• [Objective] Without including any pictures, write out all the entries exactly.

########################################

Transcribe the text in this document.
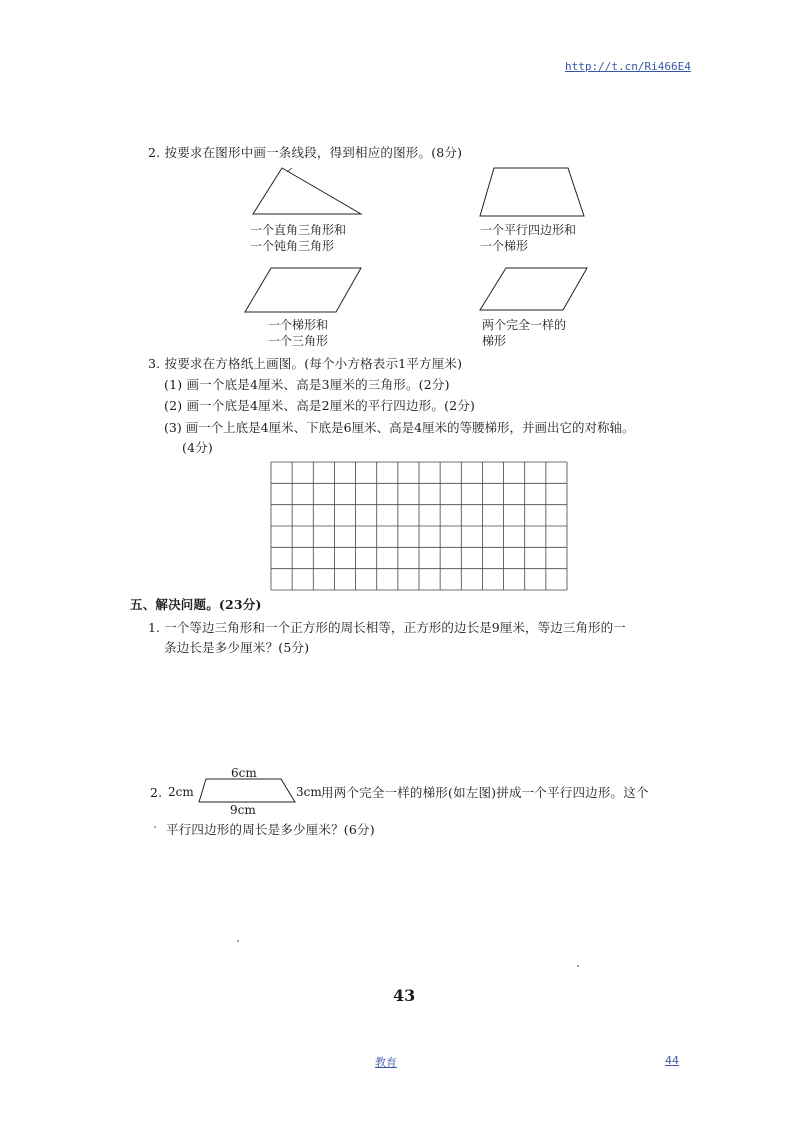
http://t.cn/Ri466E4
2. 按要求在图形中画一条线段，得到相应的图形。(8分)
一个直角三角形和
一个钝角三角形
一个平行四边形和
一个梯形
一个梯形和
一个三角形
两个完全一样的
梯形
3. 按要求在方格纸上画图。(每个小方格表示1平方厘米)
(1) 画一个底是4厘米、高是3厘米的三角形。(2分)
(2) 画一个底是4厘米、高是2厘米的平行四边形。(2分)
(3) 画一个上底是4厘米、下底是6厘米、高是4厘米的等腰梯形，并画出它的对称轴。
(4分)
五、解决问题。(23分)
1. 一个等边三角形和一个正方形的周长相等，正方形的边长是9厘米，等边三角形的一
条边长是多少厘米？(5分)
2. 2cm
6cm
9cm
3cm 用两个完全一样的梯形(如左图)拼成一个平行四边形。这个
平行四边形的周长是多少厘米？(6分)
43
教育	44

########################################

• [Reply]
Transcribe the text in this document.
http://t.cn/Ri466E4
2. 按要求在图形中画一条线段，得到相应的图形。(8分)
一个直角三角形和
一个钝角三角形
一个平行四边形和
一个梯形
一个梯形和
一个三角形
两个完全一样的
梯形
3. 按要求在方格纸上画图。(每个小方格表示1平方厘米)
(1) 画一个底是4厘米、高是3厘米的三角形。(2分)
(2) 画一个底是4厘米、高是2厘米的平行四边形。(2分)
(3) 画一个上底是4厘米、下底是6厘米、高是4厘米的等腰梯形，并画出它的对称轴。
(4分)
五、解决问题。(23分)
1. 一个等边三角形和一个正方形的周长相等，正方形的边长是9厘米，等边三角形的一
条边长是多少厘米？(5分)
2. 2cm
6cm
9cm
3cm 用两个完全一样的梯形(如左图)拼成一个平行四边形。这个
平行四边形的周长是多少厘米？(6分)
43
教育	44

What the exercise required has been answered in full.